→ **JOB**: Work out the number of lines with "positions" in them. Reply with that number and no other words.

→ **RECORDED INFORMATION**:
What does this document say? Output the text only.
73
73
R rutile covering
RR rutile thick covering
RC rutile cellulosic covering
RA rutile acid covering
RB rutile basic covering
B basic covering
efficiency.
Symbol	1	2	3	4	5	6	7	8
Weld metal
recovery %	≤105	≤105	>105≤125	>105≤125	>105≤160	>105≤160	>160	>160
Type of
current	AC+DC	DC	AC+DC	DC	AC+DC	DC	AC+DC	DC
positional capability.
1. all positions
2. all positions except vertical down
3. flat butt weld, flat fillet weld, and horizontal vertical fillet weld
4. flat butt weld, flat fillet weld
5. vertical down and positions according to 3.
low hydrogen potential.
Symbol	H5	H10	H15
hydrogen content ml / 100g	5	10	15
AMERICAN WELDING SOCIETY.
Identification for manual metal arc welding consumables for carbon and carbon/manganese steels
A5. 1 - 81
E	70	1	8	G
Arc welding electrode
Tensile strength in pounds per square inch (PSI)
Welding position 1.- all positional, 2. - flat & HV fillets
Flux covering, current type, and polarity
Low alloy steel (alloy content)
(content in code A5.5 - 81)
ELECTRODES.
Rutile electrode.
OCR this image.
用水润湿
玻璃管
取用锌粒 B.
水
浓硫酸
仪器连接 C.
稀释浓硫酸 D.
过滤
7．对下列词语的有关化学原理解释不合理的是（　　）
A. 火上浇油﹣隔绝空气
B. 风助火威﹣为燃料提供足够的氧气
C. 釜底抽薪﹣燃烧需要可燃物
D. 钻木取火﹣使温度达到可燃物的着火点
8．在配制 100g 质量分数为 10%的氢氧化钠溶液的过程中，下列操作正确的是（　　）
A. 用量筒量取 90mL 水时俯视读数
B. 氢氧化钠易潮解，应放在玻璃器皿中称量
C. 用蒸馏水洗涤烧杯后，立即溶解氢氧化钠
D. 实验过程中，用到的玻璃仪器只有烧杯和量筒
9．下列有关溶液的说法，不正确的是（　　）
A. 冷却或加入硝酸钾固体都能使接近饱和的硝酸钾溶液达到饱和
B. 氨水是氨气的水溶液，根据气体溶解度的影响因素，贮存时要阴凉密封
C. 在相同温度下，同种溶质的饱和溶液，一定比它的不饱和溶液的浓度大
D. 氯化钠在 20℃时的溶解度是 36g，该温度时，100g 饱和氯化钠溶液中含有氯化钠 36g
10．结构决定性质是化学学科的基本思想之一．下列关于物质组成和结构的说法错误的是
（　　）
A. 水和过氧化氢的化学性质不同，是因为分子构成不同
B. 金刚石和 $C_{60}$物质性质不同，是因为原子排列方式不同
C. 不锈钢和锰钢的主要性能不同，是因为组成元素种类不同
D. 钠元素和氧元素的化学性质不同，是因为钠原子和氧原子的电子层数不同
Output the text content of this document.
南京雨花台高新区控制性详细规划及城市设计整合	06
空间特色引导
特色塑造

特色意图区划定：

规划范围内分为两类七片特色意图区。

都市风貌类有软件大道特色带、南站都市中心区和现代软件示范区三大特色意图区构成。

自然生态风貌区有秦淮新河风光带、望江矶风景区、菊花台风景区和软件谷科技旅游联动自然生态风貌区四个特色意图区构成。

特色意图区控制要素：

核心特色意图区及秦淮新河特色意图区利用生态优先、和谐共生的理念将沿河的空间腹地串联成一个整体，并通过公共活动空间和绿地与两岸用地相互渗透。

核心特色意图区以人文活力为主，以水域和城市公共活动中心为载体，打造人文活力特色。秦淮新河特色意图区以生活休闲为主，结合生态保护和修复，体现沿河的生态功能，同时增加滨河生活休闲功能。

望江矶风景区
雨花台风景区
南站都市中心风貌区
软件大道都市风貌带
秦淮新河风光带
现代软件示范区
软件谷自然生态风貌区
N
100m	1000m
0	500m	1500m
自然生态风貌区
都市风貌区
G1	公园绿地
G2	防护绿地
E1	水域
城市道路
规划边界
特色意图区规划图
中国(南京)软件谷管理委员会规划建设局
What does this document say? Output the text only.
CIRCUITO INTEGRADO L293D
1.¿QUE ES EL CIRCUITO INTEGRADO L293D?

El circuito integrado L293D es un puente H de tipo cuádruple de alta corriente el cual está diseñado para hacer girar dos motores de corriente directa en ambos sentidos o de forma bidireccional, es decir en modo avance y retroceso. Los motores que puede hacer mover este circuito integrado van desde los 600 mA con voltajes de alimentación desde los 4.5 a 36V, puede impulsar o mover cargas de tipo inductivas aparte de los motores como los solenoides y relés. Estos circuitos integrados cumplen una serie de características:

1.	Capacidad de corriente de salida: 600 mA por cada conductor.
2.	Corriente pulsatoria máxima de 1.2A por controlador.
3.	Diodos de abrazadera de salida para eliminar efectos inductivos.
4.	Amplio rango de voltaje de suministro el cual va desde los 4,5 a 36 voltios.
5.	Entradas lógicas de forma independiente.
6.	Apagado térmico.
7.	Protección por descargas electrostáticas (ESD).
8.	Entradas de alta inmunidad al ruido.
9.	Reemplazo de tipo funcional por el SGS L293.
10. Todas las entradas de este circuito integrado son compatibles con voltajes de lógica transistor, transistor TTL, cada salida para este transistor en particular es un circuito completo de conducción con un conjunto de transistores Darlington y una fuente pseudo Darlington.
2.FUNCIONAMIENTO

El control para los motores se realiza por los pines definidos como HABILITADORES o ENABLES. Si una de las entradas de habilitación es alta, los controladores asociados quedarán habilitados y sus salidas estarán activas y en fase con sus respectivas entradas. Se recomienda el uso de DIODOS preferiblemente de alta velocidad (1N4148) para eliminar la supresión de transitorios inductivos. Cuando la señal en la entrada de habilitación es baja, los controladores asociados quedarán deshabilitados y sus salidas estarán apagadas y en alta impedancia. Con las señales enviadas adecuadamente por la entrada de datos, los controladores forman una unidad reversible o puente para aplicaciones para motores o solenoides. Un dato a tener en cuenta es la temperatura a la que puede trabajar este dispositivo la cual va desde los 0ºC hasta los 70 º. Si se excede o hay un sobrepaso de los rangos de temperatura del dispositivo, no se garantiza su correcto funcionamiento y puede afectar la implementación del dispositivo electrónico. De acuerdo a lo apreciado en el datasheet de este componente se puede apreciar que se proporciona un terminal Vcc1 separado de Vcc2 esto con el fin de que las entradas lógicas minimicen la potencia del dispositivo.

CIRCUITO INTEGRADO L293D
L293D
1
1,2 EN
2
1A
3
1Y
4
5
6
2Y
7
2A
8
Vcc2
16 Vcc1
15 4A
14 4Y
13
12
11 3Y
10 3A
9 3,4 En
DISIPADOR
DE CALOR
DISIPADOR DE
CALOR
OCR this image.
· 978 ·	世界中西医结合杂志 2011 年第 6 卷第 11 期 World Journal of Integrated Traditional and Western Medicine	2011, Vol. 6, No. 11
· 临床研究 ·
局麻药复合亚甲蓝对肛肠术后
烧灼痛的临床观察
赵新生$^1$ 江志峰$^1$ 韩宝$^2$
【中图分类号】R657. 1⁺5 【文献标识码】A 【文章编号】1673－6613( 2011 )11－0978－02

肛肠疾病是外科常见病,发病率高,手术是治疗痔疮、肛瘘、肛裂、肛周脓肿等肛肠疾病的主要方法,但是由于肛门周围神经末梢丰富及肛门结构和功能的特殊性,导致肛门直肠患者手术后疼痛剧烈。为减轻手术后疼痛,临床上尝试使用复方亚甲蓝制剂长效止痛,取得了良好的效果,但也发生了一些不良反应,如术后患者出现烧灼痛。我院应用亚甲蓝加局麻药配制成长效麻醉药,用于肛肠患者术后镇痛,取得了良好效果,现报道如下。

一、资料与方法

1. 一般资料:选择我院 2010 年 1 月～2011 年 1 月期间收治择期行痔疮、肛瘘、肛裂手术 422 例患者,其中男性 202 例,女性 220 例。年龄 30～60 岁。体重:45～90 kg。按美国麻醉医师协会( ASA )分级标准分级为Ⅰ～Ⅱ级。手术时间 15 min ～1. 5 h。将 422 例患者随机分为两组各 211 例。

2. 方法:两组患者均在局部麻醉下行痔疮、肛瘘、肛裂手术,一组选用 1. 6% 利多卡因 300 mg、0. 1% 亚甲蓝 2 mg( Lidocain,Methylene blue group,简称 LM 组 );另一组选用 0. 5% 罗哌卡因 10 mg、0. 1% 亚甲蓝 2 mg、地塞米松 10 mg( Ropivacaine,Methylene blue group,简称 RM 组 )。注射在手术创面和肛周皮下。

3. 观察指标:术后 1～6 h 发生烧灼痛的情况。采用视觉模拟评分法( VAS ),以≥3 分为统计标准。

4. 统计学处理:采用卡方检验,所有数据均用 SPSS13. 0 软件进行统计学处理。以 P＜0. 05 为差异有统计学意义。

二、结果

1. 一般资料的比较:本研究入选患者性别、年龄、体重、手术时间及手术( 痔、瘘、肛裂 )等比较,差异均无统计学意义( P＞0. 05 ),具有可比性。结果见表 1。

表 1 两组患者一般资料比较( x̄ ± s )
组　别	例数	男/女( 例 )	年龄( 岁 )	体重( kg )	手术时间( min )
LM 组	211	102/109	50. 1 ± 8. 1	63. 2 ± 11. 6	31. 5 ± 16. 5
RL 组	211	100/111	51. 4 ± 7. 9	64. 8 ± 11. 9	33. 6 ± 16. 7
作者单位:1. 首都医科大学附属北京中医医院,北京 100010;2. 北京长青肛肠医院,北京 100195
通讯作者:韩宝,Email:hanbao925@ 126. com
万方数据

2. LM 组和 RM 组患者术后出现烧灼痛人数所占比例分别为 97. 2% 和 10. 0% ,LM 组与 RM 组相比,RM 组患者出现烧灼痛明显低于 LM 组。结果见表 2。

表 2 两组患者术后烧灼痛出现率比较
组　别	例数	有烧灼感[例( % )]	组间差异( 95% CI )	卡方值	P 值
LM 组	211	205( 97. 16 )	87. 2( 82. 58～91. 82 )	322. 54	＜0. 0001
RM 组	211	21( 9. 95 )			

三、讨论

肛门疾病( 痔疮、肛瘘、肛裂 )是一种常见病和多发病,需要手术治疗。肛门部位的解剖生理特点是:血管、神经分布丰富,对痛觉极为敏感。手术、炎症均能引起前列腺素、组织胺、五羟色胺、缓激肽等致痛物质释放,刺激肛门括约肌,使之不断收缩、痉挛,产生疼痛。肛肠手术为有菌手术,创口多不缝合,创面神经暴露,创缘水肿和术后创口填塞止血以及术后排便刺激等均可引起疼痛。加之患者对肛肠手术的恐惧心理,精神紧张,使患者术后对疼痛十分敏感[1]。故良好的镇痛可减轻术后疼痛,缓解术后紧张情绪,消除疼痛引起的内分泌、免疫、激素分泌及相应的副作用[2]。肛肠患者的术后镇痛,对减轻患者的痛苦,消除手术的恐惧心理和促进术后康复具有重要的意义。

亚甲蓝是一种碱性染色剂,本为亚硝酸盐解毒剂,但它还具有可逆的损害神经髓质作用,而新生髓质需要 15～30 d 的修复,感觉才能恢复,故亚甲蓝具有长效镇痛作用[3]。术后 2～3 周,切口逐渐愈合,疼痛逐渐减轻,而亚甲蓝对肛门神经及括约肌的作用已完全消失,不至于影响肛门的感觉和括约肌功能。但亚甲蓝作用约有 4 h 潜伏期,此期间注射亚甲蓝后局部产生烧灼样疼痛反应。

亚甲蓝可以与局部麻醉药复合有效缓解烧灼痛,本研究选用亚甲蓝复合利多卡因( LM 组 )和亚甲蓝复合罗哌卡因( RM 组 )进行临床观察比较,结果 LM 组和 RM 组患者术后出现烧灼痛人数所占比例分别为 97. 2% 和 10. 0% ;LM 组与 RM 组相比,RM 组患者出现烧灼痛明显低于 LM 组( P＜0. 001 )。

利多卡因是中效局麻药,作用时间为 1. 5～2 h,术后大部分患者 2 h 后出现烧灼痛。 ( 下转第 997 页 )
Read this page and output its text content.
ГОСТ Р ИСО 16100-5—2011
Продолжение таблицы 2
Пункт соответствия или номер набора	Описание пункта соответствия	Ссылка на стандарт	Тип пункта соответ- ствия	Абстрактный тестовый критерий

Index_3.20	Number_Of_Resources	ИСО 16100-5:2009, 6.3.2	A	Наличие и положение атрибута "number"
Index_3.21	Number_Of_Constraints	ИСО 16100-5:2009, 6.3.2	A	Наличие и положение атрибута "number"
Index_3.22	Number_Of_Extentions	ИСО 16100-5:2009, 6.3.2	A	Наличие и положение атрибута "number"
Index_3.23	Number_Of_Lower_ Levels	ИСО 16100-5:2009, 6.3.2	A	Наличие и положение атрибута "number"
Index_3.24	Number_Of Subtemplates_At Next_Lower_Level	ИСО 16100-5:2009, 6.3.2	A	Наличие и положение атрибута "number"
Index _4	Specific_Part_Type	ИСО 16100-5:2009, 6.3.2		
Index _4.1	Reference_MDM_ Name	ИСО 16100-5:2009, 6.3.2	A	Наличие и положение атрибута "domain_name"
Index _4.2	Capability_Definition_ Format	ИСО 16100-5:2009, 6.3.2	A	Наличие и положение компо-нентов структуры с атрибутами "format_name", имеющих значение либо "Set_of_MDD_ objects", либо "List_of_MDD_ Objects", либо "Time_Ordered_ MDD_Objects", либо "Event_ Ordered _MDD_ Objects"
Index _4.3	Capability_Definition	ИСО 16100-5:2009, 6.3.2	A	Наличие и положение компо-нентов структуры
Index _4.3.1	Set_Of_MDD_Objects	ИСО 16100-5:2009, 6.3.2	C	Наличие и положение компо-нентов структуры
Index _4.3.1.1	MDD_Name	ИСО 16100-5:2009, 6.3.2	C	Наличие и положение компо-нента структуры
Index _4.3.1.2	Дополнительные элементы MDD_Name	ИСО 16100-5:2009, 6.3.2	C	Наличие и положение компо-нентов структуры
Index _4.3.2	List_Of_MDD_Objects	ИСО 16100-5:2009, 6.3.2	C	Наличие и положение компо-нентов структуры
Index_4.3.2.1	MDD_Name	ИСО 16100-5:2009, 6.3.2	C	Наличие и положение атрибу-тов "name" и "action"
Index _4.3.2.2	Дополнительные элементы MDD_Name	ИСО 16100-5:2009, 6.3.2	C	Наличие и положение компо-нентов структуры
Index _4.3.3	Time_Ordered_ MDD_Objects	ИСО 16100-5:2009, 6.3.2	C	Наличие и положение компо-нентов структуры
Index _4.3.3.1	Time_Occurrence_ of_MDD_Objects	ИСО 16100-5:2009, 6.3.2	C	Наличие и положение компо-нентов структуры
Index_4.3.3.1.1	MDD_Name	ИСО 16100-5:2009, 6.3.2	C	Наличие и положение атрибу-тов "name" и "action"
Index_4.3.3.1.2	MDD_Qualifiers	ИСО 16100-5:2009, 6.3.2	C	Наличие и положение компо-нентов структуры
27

→ **ANSWER**: 3